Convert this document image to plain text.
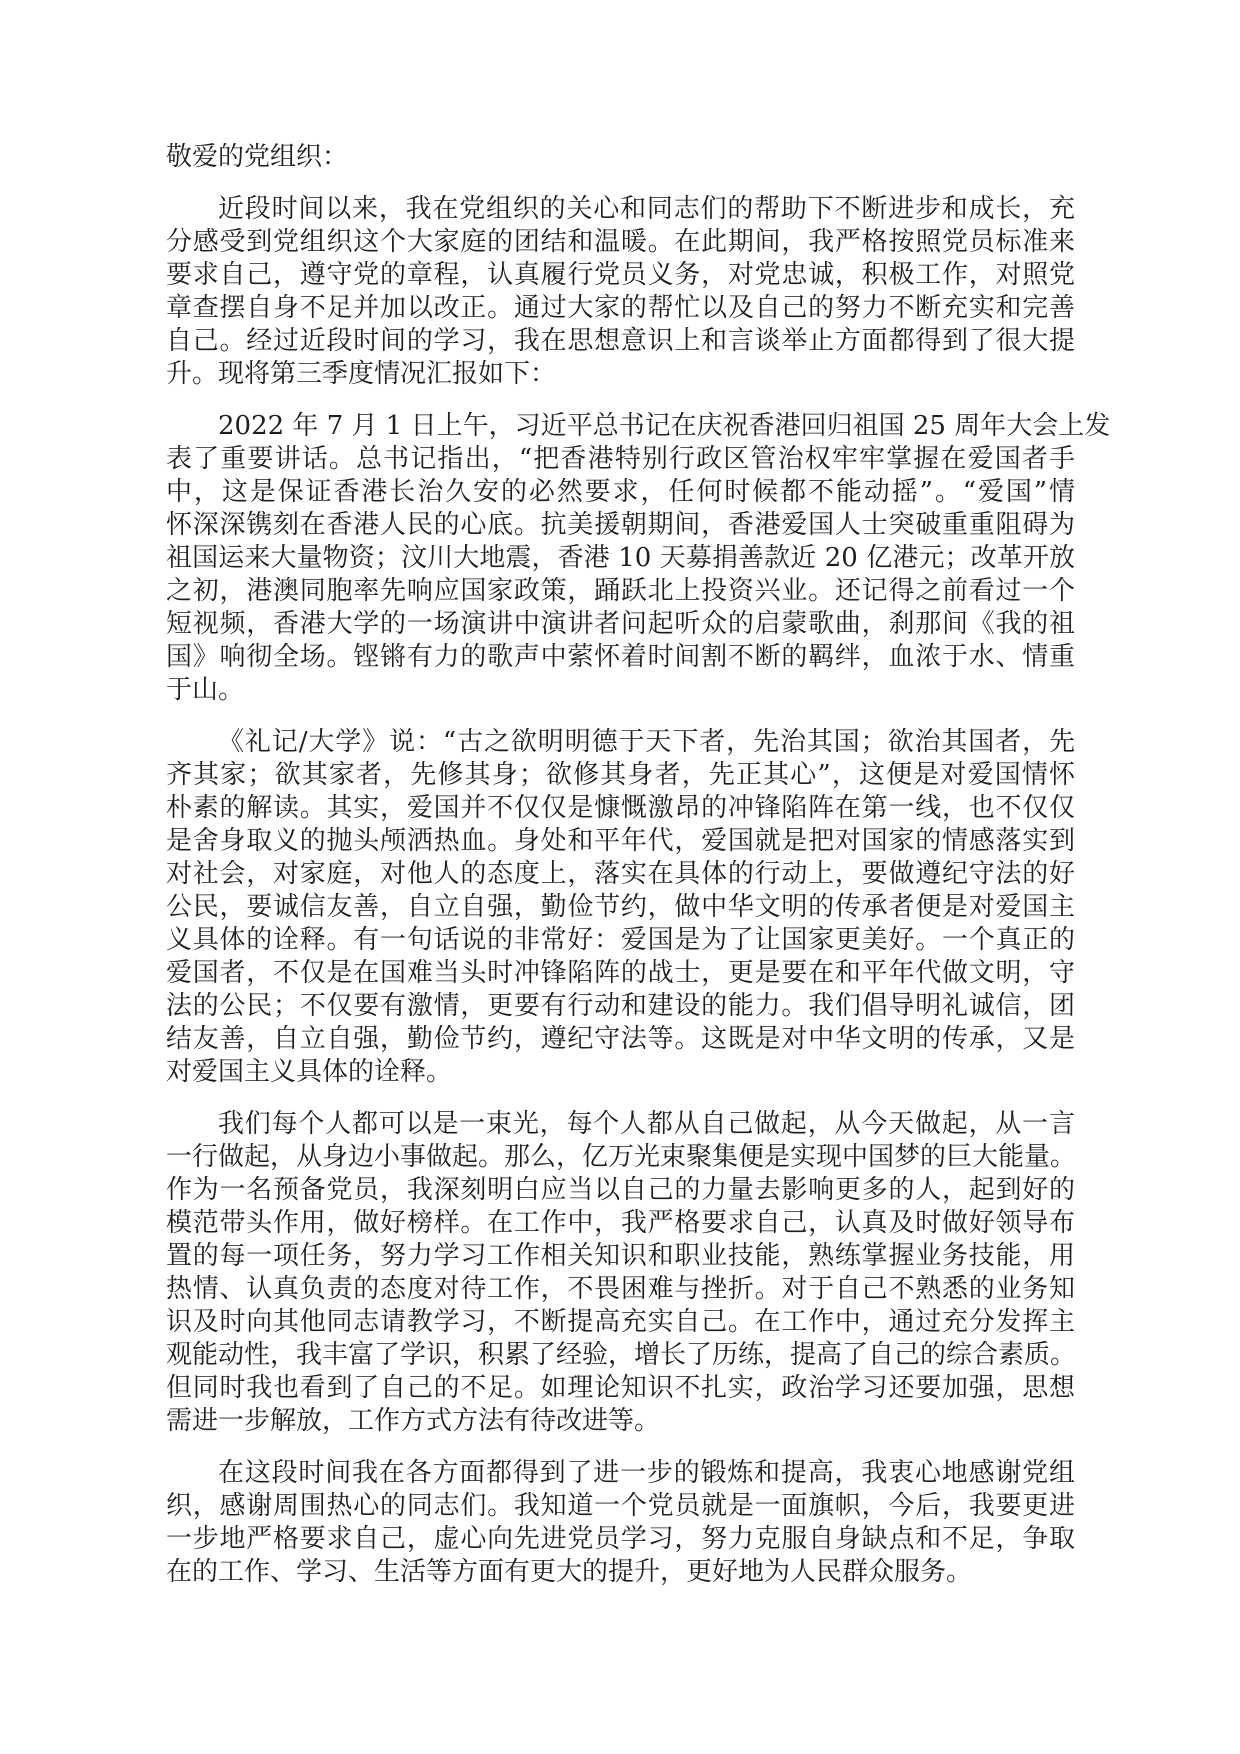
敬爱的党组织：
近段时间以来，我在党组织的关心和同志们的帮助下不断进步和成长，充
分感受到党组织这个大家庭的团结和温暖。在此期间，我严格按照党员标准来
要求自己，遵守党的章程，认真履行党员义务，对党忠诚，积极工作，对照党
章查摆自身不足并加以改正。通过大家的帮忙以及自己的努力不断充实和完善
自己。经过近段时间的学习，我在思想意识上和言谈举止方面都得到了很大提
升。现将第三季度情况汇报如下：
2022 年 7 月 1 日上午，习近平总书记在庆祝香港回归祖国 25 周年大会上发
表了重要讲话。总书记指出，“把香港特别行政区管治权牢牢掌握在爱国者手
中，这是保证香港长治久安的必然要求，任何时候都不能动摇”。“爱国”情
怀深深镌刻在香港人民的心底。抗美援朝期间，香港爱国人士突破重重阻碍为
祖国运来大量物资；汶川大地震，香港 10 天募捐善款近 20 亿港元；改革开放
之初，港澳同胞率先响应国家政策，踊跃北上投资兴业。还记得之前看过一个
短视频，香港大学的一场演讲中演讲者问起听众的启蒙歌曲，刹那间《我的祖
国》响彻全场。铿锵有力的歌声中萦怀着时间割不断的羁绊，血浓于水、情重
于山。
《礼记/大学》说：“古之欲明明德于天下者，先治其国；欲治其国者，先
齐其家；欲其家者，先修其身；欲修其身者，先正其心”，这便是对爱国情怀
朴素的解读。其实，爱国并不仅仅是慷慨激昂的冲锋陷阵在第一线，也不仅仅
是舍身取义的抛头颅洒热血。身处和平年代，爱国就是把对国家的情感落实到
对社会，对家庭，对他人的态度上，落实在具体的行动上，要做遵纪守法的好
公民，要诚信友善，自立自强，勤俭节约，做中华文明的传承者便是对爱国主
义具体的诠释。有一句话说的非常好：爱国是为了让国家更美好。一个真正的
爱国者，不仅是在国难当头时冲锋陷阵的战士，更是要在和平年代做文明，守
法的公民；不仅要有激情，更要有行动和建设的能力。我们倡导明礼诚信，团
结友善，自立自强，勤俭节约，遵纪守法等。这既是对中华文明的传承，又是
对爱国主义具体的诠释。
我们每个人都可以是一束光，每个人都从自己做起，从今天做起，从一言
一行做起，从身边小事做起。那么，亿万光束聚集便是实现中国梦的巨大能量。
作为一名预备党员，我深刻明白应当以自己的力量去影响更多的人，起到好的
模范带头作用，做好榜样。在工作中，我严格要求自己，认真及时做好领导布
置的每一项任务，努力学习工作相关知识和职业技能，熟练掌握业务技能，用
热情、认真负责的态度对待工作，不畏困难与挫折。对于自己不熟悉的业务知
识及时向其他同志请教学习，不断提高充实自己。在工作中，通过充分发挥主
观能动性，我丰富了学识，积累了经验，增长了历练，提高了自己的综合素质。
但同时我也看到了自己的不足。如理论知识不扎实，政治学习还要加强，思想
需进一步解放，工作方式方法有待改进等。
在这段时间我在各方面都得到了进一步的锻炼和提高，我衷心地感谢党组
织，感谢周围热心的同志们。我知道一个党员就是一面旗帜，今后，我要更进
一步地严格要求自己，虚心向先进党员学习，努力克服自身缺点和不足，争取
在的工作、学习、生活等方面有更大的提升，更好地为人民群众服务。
- - - - -
*EXERCISE DIRECTIONS*
Do not include the images; transcribe the rest of the listing exactly.

*WRITTEN REPLY*
Convert this document image to plain text.
敬爱的党组织：
近段时间以来，我在党组织的关心和同志们的帮助下不断进步和成长，充
分感受到党组织这个大家庭的团结和温暖。在此期间，我严格按照党员标准来
要求自己，遵守党的章程，认真履行党员义务，对党忠诚，积极工作，对照党
章查摆自身不足并加以改正。通过大家的帮忙以及自己的努力不断充实和完善
自己。经过近段时间的学习，我在思想意识上和言谈举止方面都得到了很大提
升。现将第三季度情况汇报如下：
2022 年 7 月 1 日上午，习近平总书记在庆祝香港回归祖国 25 周年大会上发
表了重要讲话。总书记指出，“把香港特别行政区管治权牢牢掌握在爱国者手
中，这是保证香港长治久安的必然要求，任何时候都不能动摇”。“爱国”情
怀深深镌刻在香港人民的心底。抗美援朝期间，香港爱国人士突破重重阻碍为
祖国运来大量物资；汶川大地震，香港 10 天募捐善款近 20 亿港元；改革开放
之初，港澳同胞率先响应国家政策，踊跃北上投资兴业。还记得之前看过一个
短视频，香港大学的一场演讲中演讲者问起听众的启蒙歌曲，刹那间《我的祖
国》响彻全场。铿锵有力的歌声中萦怀着时间割不断的羁绊，血浓于水、情重
于山。
《礼记/大学》说：“古之欲明明德于天下者，先治其国；欲治其国者，先
齐其家；欲其家者，先修其身；欲修其身者，先正其心”，这便是对爱国情怀
朴素的解读。其实，爱国并不仅仅是慷慨激昂的冲锋陷阵在第一线，也不仅仅
是舍身取义的抛头颅洒热血。身处和平年代，爱国就是把对国家的情感落实到
对社会，对家庭，对他人的态度上，落实在具体的行动上，要做遵纪守法的好
公民，要诚信友善，自立自强，勤俭节约，做中华文明的传承者便是对爱国主
义具体的诠释。有一句话说的非常好：爱国是为了让国家更美好。一个真正的
爱国者，不仅是在国难当头时冲锋陷阵的战士，更是要在和平年代做文明，守
法的公民；不仅要有激情，更要有行动和建设的能力。我们倡导明礼诚信，团
结友善，自立自强，勤俭节约，遵纪守法等。这既是对中华文明的传承，又是
对爱国主义具体的诠释。
我们每个人都可以是一束光，每个人都从自己做起，从今天做起，从一言
一行做起，从身边小事做起。那么，亿万光束聚集便是实现中国梦的巨大能量。
作为一名预备党员，我深刻明白应当以自己的力量去影响更多的人，起到好的
模范带头作用，做好榜样。在工作中，我严格要求自己，认真及时做好领导布
置的每一项任务，努力学习工作相关知识和职业技能，熟练掌握业务技能，用
热情、认真负责的态度对待工作，不畏困难与挫折。对于自己不熟悉的业务知
识及时向其他同志请教学习，不断提高充实自己。在工作中，通过充分发挥主
观能动性，我丰富了学识，积累了经验，增长了历练，提高了自己的综合素质。
但同时我也看到了自己的不足。如理论知识不扎实，政治学习还要加强，思想
需进一步解放，工作方式方法有待改进等。
在这段时间我在各方面都得到了进一步的锻炼和提高，我衷心地感谢党组
织，感谢周围热心的同志们。我知道一个党员就是一面旗帜，今后，我要更进
一步地严格要求自己，虚心向先进党员学习，努力克服自身缺点和不足，争取
在的工作、学习、生活等方面有更大的提升，更好地为人民群众服务。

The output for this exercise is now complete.